作業内容 :: 下の本文抜粋では、日本のモノづくりが直面している課題として何が挙げられていますか。

本文抜粋 ::
食料品や日用品、家電、自動車、衣類、家具など、私たちの生活に欠かせない
多くのものは、工場でつくられています。しかし、人手不足や国際競争力の低迷、
そして生産設備の老朽化など、日本のモノづくりは多くの課題に直面しています。
そうした課題をテクノロジーで解決して競争力を高め、持続可能なモノづくりを
実現する手段として期待されているのが「スマートファクトリー」です。
今回は、スマートファクトリーの基礎知識、メリットと導入事例、
課題と展望についてご紹介します。

表示データ ::

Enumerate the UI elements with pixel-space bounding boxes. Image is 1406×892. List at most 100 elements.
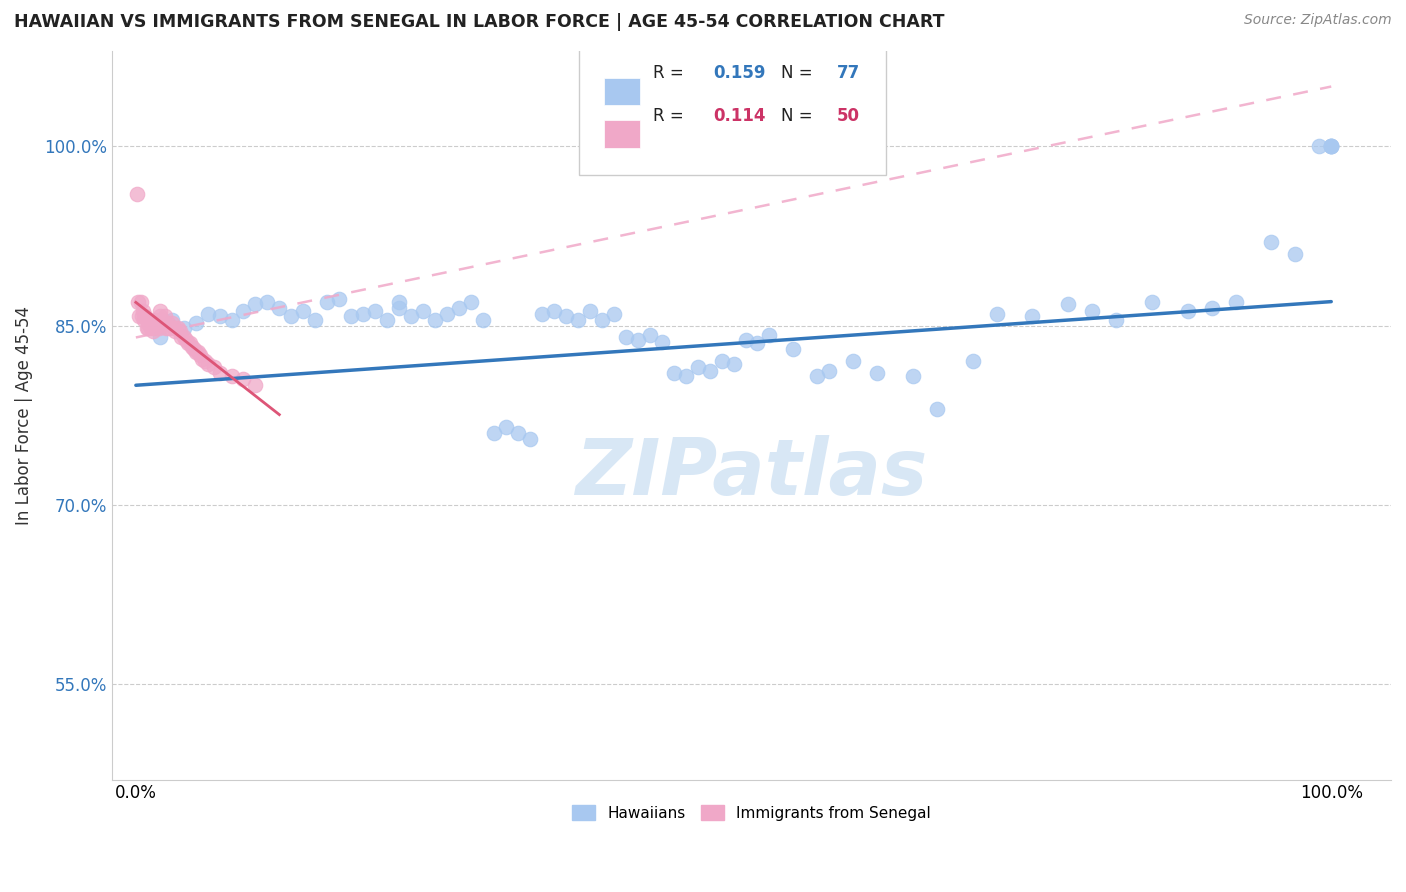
Point xyxy=(710,354,733,368)
Point xyxy=(818,364,841,378)
Point xyxy=(734,333,756,347)
Point xyxy=(412,304,434,318)
Point xyxy=(364,304,387,318)
Text: ZIPatlas: ZIPatlas xyxy=(575,435,928,511)
Point xyxy=(1021,309,1043,323)
Point xyxy=(146,318,169,333)
Point xyxy=(758,328,780,343)
Point xyxy=(375,312,398,326)
Point xyxy=(1320,139,1343,153)
Point xyxy=(316,294,339,309)
Text: R =: R = xyxy=(652,106,689,125)
Point xyxy=(447,301,470,315)
Point xyxy=(148,321,170,335)
Point xyxy=(986,307,1008,321)
Text: N =: N = xyxy=(780,106,818,125)
Point xyxy=(614,330,637,344)
Point xyxy=(256,294,278,309)
Text: R =: R = xyxy=(652,64,689,82)
Point xyxy=(221,368,243,383)
Point xyxy=(157,316,180,330)
Y-axis label: In Labor Force | Age 45-54: In Labor Force | Age 45-54 xyxy=(15,306,32,524)
Point xyxy=(183,343,205,357)
Point xyxy=(149,309,172,323)
Text: N =: N = xyxy=(780,64,818,82)
Point xyxy=(399,309,422,323)
Point xyxy=(1140,294,1163,309)
Point xyxy=(160,316,183,330)
Text: HAWAIIAN VS IMMIGRANTS FROM SENEGAL IN LABOR FORCE | AGE 45-54 CORRELATION CHART: HAWAIIAN VS IMMIGRANTS FROM SENEGAL IN L… xyxy=(14,13,945,31)
Point xyxy=(901,368,924,383)
Point xyxy=(842,354,865,368)
Text: 0.159: 0.159 xyxy=(713,64,766,82)
Point xyxy=(150,312,173,326)
Point xyxy=(149,330,172,344)
FancyBboxPatch shape xyxy=(579,47,886,175)
Point xyxy=(190,348,212,362)
Point xyxy=(508,426,530,441)
Point xyxy=(304,312,326,326)
Point xyxy=(187,344,209,359)
FancyBboxPatch shape xyxy=(605,120,640,148)
FancyBboxPatch shape xyxy=(605,78,640,105)
Point xyxy=(143,321,166,335)
Point xyxy=(184,344,207,359)
Point xyxy=(142,316,165,330)
Point xyxy=(1057,297,1080,311)
Point xyxy=(1201,301,1223,315)
Point xyxy=(567,312,589,326)
Point xyxy=(388,294,411,309)
Point xyxy=(651,335,673,350)
Point xyxy=(136,321,159,335)
Point xyxy=(141,321,163,335)
Point xyxy=(352,307,374,321)
Point xyxy=(495,420,517,434)
Point xyxy=(134,312,156,326)
Point xyxy=(866,367,889,381)
Point xyxy=(232,304,254,318)
Point xyxy=(128,309,150,323)
Point xyxy=(129,294,152,309)
Point xyxy=(555,309,578,323)
Point xyxy=(170,330,193,344)
Point xyxy=(638,328,661,343)
Point xyxy=(543,304,565,318)
Point xyxy=(1260,235,1282,249)
Point xyxy=(1105,312,1128,326)
Point xyxy=(127,294,149,309)
Point xyxy=(136,316,159,330)
Point xyxy=(699,364,721,378)
Point xyxy=(197,357,219,371)
Point xyxy=(388,301,411,315)
Point xyxy=(460,294,482,309)
Text: 50: 50 xyxy=(837,106,860,125)
Point xyxy=(962,354,984,368)
Point xyxy=(747,336,769,351)
Point xyxy=(1177,304,1199,318)
Text: 0.114: 0.114 xyxy=(713,106,766,125)
Point xyxy=(531,307,554,321)
Point xyxy=(173,321,195,335)
Point xyxy=(925,402,948,417)
Point xyxy=(208,367,231,381)
Point xyxy=(1081,304,1104,318)
Point xyxy=(1320,139,1343,153)
Point xyxy=(149,304,172,318)
Point xyxy=(165,325,187,339)
Point xyxy=(245,378,267,392)
Point xyxy=(197,307,219,321)
Point xyxy=(138,312,160,326)
Point xyxy=(782,343,804,357)
Point xyxy=(1308,139,1330,153)
Point xyxy=(202,360,225,375)
Point xyxy=(160,312,183,326)
Point xyxy=(519,432,541,446)
Point xyxy=(169,325,191,339)
Point xyxy=(134,309,156,323)
Point xyxy=(173,330,195,344)
Point xyxy=(194,354,217,368)
Point xyxy=(221,312,243,326)
Legend: Hawaiians, Immigrants from Senegal: Hawaiians, Immigrants from Senegal xyxy=(567,798,936,827)
Point xyxy=(132,304,155,318)
Point xyxy=(1284,247,1306,261)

解答 :: 人手不足、国際競争力の低迷、生産設備の老朽化です。